STATED TASK:
Every entry below should be printed exactly, without its images.

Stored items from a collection
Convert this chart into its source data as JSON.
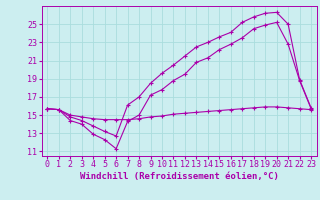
{
  "background_color": "#cceef0",
  "grid_color": "#aadddd",
  "line_color": "#aa00aa",
  "xlabel": "Windchill (Refroidissement éolien,°C)",
  "xlabel_fontsize": 6.5,
  "tick_fontsize": 6.0,
  "xlim": [
    -0.5,
    23.5
  ],
  "ylim": [
    10.5,
    27.0
  ],
  "yticks": [
    11,
    13,
    15,
    17,
    19,
    21,
    23,
    25
  ],
  "xticks": [
    0,
    1,
    2,
    3,
    4,
    5,
    6,
    7,
    8,
    9,
    10,
    11,
    12,
    13,
    14,
    15,
    16,
    17,
    18,
    19,
    20,
    21,
    22,
    23
  ],
  "series1_x": [
    0,
    1,
    2,
    3,
    4,
    5,
    6,
    7,
    8,
    9,
    10,
    11,
    12,
    13,
    14,
    15,
    16,
    17,
    18,
    19,
    20,
    21,
    22,
    23
  ],
  "series1_y": [
    15.7,
    15.6,
    14.4,
    14.0,
    12.9,
    12.3,
    11.3,
    14.3,
    15.0,
    17.2,
    17.8,
    18.8,
    19.5,
    20.8,
    21.3,
    22.2,
    22.8,
    23.5,
    24.5,
    24.9,
    25.2,
    22.8,
    18.8,
    15.7
  ],
  "series2_x": [
    0,
    1,
    2,
    3,
    4,
    5,
    6,
    7,
    8,
    9,
    10,
    11,
    12,
    13,
    14,
    15,
    16,
    17,
    18,
    19,
    20,
    21,
    22,
    23
  ],
  "series2_y": [
    15.7,
    15.6,
    15.0,
    14.8,
    14.6,
    14.5,
    14.5,
    14.5,
    14.6,
    14.8,
    14.9,
    15.1,
    15.2,
    15.3,
    15.4,
    15.5,
    15.6,
    15.7,
    15.8,
    15.9,
    15.9,
    15.8,
    15.7,
    15.6
  ],
  "series3_x": [
    0,
    1,
    2,
    3,
    4,
    5,
    6,
    7,
    8,
    9,
    10,
    11,
    12,
    13,
    14,
    15,
    16,
    17,
    18,
    19,
    20,
    21,
    22,
    23
  ],
  "series3_y": [
    15.7,
    15.6,
    14.8,
    14.4,
    13.8,
    13.2,
    12.7,
    16.1,
    17.0,
    18.5,
    19.6,
    20.5,
    21.5,
    22.5,
    23.0,
    23.6,
    24.1,
    25.2,
    25.8,
    26.2,
    26.3,
    25.0,
    18.9,
    15.8
  ],
  "marker_size": 2.5,
  "line_width": 0.8
}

OUTPUT:
Convert this chart into its source data as JSON.
{
  "background_color": "#cceef0",
  "grid_color": "#aadddd",
  "line_color": "#aa00aa",
  "xlabel": "Windchill (Refroidissement éolien,°C)",
  "xlabel_fontsize": 6.5,
  "tick_fontsize": 6.0,
  "xlim": [
    -0.5,
    23.5
  ],
  "ylim": [
    10.5,
    27.0
  ],
  "yticks": [
    11,
    13,
    15,
    17,
    19,
    21,
    23,
    25
  ],
  "xticks": [
    0,
    1,
    2,
    3,
    4,
    5,
    6,
    7,
    8,
    9,
    10,
    11,
    12,
    13,
    14,
    15,
    16,
    17,
    18,
    19,
    20,
    21,
    22,
    23
  ],
  "series1_x": [
    0,
    1,
    2,
    3,
    4,
    5,
    6,
    7,
    8,
    9,
    10,
    11,
    12,
    13,
    14,
    15,
    16,
    17,
    18,
    19,
    20,
    21,
    22,
    23
  ],
  "series1_y": [
    15.7,
    15.6,
    14.4,
    14.0,
    12.9,
    12.3,
    11.3,
    14.3,
    15.0,
    17.2,
    17.8,
    18.8,
    19.5,
    20.8,
    21.3,
    22.2,
    22.8,
    23.5,
    24.5,
    24.9,
    25.2,
    22.8,
    18.8,
    15.7
  ],
  "series2_x": [
    0,
    1,
    2,
    3,
    4,
    5,
    6,
    7,
    8,
    9,
    10,
    11,
    12,
    13,
    14,
    15,
    16,
    17,
    18,
    19,
    20,
    21,
    22,
    23
  ],
  "series2_y": [
    15.7,
    15.6,
    15.0,
    14.8,
    14.6,
    14.5,
    14.5,
    14.5,
    14.6,
    14.8,
    14.9,
    15.1,
    15.2,
    15.3,
    15.4,
    15.5,
    15.6,
    15.7,
    15.8,
    15.9,
    15.9,
    15.8,
    15.7,
    15.6
  ],
  "series3_x": [
    0,
    1,
    2,
    3,
    4,
    5,
    6,
    7,
    8,
    9,
    10,
    11,
    12,
    13,
    14,
    15,
    16,
    17,
    18,
    19,
    20,
    21,
    22,
    23
  ],
  "series3_y": [
    15.7,
    15.6,
    14.8,
    14.4,
    13.8,
    13.2,
    12.7,
    16.1,
    17.0,
    18.5,
    19.6,
    20.5,
    21.5,
    22.5,
    23.0,
    23.6,
    24.1,
    25.2,
    25.8,
    26.2,
    26.3,
    25.0,
    18.9,
    15.8
  ],
  "marker_size": 2.5,
  "line_width": 0.8
}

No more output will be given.